- What is needed: Determine how many lines carry the word "Coronial". Output that number only.
◆ ◆ ◆ ◆ ◆ ◆ ◆
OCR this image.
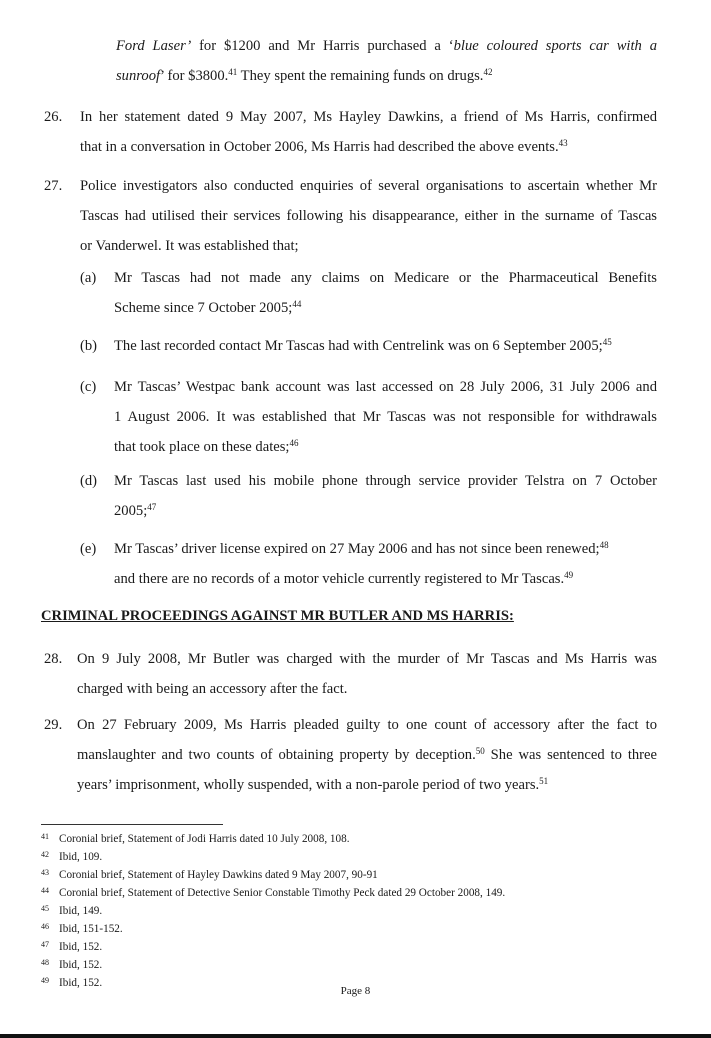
Ford Laser’ for $1200 and Mr Harris purchased a ‘blue coloured sports car with a
sunroof’ for $3800.41 They spent the remaining funds on drugs.$^{42}$
26. In her statement dated 9 May 2007, Ms Hayley Dawkins, a friend of Ms Harris, confirmed
that in a conversation in October 2006, Ms Harris had described the above events.$^{43}$
27. Police investigators also conducted enquiries of several organisations to ascertain whether Mr
Tascas had utilised their services following his disappearance, either in the surname of Tascas
or Vanderwel. It was established that;
(a) Mr Tascas had not made any claims on Medicare or the Pharmaceutical Benefits
Scheme since 7 October 2005;$^{44}$
(b) The last recorded contact Mr Tascas had with Centrelink was on 6 September 2005;$^{45}$
(c) Mr Tascas’ Westpac bank account was last accessed on 28 July 2006, 31 July 2006 and
1 August 2006. It was established that Mr Tascas was not responsible for withdrawals
that took place on these dates;$^{46}$
(d) Mr Tascas last used his mobile phone through service provider Telstra on 7 October
2005;$^{47}$
(e) Mr Tascas’ driver license expired on 27 May 2006 and has not since been renewed;$^{48}$
and there are no records of a motor vehicle currently registered to Mr Tascas.$^{49}$
CRIMINAL PROCEEDINGS AGAINST MR BUTLER AND MS HARRIS:
28. On 9 July 2008, Mr Butler was charged with the murder of Mr Tascas and Ms Harris was
charged with being an accessory after the fact.
29. On 27 February 2009, Ms Harris pleaded guilty to one count of accessory after the fact to
manslaughter and two counts of obtaining property by deception.$^{50}$ She was sentenced to three
years’ imprisonment, wholly suspended, with a non-parole period of two years.$^{51}$
41 Coronial brief, Statement of Jodi Harris dated 10 July 2008, 108.
42 Ibid, 109.
43 Coronial brief, Statement of Hayley Dawkins dated 9 May 2007, 90-91
44 Coronial brief, Statement of Detective Senior Constable Timothy Peck dated 29 October 2008, 149.
45 Ibid, 149.
46 Ibid, 151-152.
47 Ibid, 152.
48 Ibid, 152.
49 Ibid, 152.
Page 8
◆ ◆ ◆ ◆ ◆ ◆ ◆
- Response: 3